Supplied material:
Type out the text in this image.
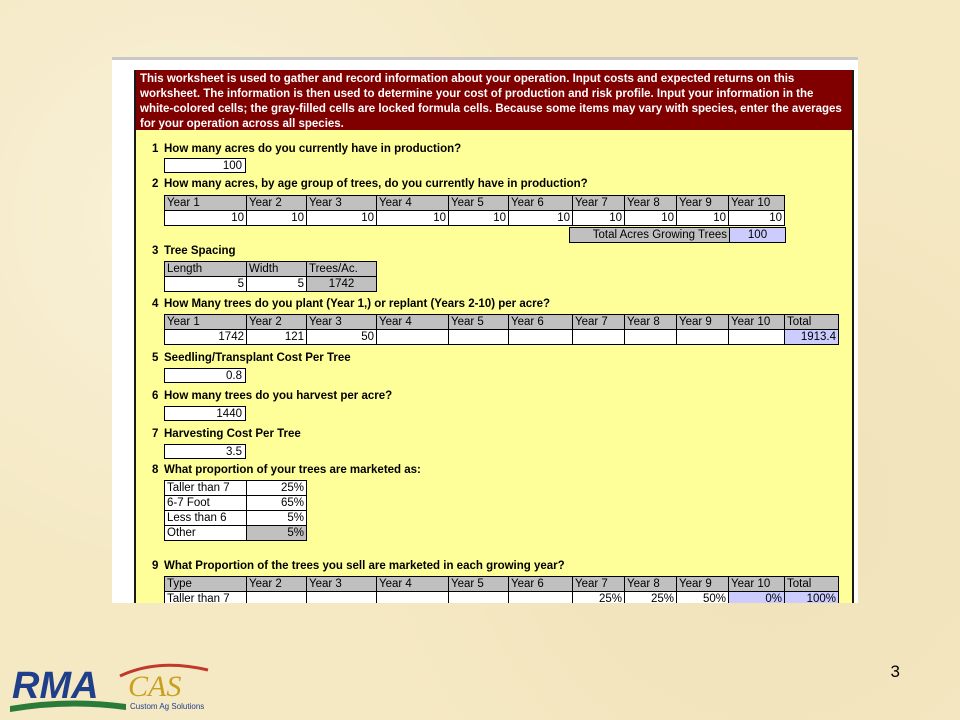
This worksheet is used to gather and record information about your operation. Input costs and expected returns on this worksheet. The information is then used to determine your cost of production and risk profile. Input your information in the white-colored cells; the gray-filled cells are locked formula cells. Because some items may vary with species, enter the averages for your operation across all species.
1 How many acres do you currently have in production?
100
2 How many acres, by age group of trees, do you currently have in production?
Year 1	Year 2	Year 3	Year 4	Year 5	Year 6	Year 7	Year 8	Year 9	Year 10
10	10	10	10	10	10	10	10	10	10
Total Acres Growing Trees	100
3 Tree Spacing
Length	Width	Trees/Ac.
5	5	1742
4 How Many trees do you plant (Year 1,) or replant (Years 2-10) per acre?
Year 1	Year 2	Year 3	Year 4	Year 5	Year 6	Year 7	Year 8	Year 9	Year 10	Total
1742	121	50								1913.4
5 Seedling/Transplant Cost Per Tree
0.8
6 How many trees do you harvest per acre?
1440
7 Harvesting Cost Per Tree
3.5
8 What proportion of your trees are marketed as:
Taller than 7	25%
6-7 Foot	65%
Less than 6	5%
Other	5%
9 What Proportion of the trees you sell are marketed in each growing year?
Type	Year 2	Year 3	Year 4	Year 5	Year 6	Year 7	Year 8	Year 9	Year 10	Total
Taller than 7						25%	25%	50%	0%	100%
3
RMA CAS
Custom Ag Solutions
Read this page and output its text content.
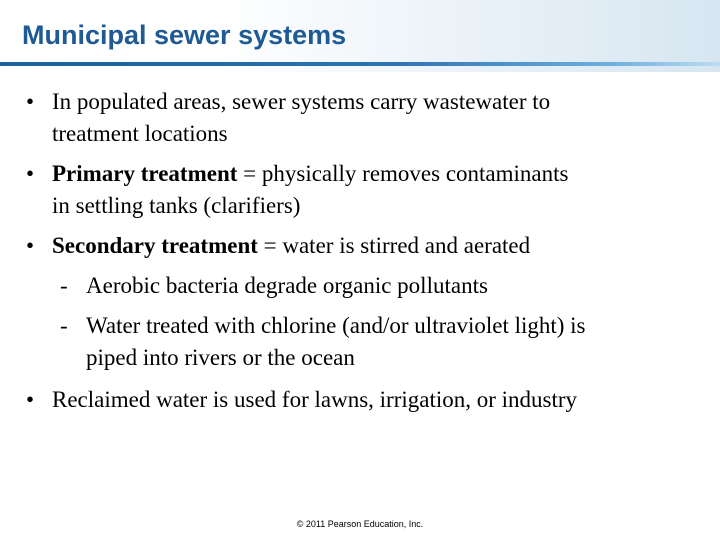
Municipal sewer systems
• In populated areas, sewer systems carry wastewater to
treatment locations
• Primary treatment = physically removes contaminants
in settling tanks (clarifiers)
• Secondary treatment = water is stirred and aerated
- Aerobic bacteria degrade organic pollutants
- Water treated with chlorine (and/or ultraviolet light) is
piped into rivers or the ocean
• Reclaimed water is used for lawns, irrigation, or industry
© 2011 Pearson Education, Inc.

Work to complete: Lines of the listing above that hold the string "currently" should each be copied.

Task solution:
1 How many acres do you currently have in production?
2 How many acres, by age group of trees, do you currently have in production?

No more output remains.